Data records
• • • • • • •

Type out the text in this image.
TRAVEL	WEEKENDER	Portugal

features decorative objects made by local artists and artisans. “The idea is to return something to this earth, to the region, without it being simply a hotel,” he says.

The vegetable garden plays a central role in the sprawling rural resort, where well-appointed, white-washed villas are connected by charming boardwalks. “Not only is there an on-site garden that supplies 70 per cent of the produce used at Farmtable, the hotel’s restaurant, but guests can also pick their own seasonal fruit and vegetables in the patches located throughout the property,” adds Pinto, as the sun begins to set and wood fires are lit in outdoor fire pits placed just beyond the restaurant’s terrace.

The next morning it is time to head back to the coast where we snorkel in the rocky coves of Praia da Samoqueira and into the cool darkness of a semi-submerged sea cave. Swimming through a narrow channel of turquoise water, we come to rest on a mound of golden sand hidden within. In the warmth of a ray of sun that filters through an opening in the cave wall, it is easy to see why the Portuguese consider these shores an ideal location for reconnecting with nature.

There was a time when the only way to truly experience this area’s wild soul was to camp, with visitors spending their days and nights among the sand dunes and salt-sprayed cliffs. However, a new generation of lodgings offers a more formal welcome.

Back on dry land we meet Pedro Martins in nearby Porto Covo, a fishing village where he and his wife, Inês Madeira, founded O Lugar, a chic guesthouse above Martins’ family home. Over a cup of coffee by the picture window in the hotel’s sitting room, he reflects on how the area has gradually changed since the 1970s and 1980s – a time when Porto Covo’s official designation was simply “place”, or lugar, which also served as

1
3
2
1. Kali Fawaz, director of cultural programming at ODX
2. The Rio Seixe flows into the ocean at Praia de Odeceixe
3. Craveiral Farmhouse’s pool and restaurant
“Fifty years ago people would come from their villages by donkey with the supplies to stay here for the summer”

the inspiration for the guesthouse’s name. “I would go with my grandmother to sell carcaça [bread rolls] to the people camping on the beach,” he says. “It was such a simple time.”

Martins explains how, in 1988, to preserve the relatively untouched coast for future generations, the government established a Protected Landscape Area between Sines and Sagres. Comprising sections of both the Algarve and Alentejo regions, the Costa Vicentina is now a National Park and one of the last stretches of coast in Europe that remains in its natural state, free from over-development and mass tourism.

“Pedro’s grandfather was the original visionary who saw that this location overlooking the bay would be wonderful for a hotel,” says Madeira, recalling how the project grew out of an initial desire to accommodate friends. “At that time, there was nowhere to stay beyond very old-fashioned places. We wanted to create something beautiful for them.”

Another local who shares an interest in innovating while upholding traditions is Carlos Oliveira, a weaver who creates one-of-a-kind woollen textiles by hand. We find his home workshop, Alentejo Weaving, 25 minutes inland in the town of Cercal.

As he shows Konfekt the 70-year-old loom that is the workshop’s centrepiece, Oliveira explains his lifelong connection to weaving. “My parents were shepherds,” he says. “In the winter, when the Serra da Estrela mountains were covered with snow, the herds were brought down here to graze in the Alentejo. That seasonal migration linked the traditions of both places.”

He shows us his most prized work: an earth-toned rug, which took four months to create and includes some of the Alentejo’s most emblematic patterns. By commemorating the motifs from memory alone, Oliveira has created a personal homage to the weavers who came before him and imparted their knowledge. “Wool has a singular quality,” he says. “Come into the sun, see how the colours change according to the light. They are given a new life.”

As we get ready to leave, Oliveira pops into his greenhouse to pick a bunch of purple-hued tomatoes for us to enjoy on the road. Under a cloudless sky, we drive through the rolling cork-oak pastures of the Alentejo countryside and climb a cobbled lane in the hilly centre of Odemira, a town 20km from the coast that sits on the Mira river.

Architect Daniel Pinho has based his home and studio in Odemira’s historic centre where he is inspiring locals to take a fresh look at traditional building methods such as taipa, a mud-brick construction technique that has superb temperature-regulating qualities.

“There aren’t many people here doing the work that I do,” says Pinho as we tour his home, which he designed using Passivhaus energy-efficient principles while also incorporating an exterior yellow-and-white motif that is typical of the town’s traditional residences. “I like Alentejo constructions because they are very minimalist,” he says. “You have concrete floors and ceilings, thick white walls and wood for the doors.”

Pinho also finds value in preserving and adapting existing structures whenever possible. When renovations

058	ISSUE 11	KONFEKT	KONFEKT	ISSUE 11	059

• • • • • • •

Please list every line of the records that contains "Pedro".

### RIGHT ANSWER
Back on dry land we meet Pedro Martins in nearby Porto Covo, a fishing village where he and his wife, Inês Madeira, founded O Lugar, a chic guesthouse above Martins’ family home. Over a cup of coffee by the picture window in the hotel’s sitting room, he reflects on how the area has gradually changed since the 1970s and 1980s – a time when Porto Covo’s official designation was simply “place”, or lugar, which also served as
“Pedro’s grandfather was the original visionary who saw that this location overlooking the bay would be wonderful for a hotel,” says Madeira, recalling how the project grew out of an initial desire to accommodate friends. “At that time, there was nowhere to stay beyond very old-fashioned places. We wanted to create something beautiful for them.”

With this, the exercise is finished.